From the entries below, copy out every line with "Integral" in it.
# # # #
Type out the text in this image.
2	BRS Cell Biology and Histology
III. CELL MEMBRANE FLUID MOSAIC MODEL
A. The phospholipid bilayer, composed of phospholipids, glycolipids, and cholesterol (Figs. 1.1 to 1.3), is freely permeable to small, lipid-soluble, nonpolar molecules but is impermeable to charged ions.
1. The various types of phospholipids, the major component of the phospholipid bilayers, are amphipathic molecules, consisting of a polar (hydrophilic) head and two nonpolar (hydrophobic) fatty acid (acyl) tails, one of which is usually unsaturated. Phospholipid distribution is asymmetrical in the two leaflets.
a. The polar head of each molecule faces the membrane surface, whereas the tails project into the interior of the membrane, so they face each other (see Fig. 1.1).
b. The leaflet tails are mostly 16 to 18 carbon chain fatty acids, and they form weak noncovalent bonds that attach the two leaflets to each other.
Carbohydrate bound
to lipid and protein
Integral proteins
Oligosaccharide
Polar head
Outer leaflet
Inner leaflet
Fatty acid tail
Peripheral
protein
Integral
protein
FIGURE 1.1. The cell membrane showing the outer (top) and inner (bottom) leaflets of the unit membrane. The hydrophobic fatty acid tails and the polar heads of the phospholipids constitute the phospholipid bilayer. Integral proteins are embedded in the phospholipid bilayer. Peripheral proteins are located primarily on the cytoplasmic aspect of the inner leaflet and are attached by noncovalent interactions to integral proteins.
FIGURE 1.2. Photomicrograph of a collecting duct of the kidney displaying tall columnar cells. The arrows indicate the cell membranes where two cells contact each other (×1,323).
# # # #
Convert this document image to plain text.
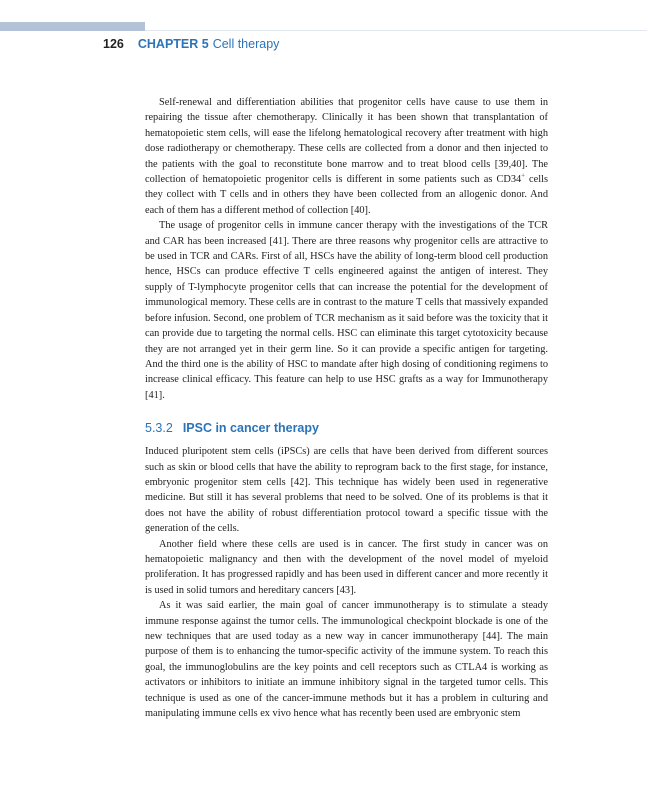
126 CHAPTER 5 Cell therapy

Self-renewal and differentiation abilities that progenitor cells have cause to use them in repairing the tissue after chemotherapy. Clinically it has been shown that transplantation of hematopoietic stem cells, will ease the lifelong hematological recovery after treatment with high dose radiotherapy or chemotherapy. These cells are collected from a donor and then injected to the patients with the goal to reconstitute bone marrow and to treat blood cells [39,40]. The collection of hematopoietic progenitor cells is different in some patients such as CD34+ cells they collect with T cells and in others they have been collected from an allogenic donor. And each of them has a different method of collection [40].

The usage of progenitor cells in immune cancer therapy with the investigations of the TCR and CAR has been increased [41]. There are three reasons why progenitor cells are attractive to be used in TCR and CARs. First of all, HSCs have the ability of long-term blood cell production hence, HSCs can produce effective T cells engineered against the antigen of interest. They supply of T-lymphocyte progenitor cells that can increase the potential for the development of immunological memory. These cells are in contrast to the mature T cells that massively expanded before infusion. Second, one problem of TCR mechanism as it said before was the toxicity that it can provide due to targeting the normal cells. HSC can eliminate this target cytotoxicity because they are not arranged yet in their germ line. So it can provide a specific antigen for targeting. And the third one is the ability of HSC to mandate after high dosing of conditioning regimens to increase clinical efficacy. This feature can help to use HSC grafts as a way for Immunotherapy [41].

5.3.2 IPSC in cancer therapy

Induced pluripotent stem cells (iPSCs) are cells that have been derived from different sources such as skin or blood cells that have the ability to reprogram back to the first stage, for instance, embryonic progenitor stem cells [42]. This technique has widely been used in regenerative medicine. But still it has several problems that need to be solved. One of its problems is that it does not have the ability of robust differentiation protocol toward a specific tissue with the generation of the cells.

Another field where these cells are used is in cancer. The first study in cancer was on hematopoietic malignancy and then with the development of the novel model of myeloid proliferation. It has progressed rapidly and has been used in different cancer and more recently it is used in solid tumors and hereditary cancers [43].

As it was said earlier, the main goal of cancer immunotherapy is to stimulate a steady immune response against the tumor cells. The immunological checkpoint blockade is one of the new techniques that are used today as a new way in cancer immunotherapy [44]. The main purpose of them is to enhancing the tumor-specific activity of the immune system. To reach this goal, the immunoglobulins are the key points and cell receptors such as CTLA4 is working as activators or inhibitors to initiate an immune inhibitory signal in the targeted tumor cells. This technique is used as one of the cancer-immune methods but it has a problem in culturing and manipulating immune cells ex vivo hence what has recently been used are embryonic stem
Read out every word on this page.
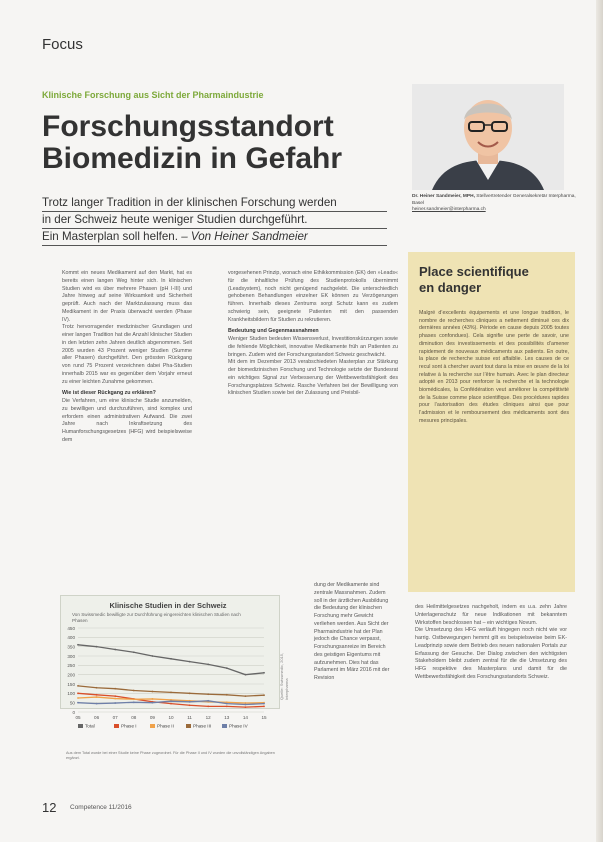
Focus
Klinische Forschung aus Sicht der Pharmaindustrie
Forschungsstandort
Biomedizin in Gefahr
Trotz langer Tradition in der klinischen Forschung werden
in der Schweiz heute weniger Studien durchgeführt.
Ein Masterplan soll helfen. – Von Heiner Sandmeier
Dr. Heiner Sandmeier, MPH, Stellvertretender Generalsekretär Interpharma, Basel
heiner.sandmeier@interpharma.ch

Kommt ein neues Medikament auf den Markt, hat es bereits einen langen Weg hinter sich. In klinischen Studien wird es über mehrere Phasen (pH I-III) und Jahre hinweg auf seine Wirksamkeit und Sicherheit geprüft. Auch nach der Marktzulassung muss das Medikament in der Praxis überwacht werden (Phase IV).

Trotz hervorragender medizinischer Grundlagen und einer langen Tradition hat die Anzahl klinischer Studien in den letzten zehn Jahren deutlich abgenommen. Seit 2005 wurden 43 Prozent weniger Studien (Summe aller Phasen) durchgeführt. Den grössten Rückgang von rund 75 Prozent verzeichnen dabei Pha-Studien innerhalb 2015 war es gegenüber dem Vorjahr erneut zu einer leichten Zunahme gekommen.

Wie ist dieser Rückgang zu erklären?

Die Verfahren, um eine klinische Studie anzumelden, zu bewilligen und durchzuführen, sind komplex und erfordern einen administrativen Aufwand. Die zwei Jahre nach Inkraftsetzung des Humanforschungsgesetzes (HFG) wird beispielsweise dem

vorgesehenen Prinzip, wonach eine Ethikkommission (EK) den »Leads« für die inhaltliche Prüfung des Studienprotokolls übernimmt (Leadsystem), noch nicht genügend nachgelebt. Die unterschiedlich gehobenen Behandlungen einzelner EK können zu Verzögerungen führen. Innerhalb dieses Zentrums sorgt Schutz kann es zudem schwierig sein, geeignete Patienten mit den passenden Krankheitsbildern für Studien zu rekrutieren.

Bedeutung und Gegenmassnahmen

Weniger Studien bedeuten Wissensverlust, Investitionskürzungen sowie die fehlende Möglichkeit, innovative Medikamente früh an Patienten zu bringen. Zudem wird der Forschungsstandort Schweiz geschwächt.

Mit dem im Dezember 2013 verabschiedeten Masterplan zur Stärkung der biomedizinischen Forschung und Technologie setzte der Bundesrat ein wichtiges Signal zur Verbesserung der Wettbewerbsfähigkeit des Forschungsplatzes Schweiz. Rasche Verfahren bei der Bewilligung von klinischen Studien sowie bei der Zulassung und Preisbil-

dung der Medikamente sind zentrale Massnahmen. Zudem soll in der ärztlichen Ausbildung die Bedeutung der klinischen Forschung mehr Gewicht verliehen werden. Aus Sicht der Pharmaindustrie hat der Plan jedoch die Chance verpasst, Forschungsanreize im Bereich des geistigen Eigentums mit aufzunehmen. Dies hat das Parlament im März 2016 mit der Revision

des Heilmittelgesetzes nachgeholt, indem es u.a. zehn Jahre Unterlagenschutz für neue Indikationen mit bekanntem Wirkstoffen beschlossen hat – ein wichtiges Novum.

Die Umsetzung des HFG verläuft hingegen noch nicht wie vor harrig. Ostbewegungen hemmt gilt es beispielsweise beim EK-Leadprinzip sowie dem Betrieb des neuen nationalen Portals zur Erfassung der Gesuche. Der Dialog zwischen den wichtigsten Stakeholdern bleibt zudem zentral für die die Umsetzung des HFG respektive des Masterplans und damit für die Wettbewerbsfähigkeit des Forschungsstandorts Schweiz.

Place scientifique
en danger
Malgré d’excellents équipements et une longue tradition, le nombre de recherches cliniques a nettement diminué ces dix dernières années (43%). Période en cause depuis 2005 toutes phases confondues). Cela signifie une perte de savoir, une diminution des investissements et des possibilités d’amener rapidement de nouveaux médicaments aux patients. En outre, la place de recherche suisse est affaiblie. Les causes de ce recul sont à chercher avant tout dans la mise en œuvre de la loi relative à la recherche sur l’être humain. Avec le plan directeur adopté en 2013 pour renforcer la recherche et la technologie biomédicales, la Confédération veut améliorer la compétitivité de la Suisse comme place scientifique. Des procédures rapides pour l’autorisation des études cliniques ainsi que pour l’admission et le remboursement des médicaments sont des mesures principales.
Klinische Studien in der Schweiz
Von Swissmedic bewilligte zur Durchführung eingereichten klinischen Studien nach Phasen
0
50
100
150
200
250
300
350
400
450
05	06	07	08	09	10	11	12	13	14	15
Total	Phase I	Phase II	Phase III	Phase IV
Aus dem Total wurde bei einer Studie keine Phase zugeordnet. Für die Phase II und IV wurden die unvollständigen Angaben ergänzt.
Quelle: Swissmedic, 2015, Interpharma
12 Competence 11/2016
# # # #
▸ Response box:
Integral proteins
Integral
FIGURE 1.1. The cell membrane showing the outer (top) and inner (bottom) leaflets of the unit membrane. The hydrophobic fatty acid tails and the polar heads of the phospholipids constitute the phospholipid bilayer. Integral proteins are embedded in the phospholipid bilayer. Peripheral proteins are located primarily on the cytoplasmic aspect of the inner leaflet and are attached by noncovalent interactions to integral proteins.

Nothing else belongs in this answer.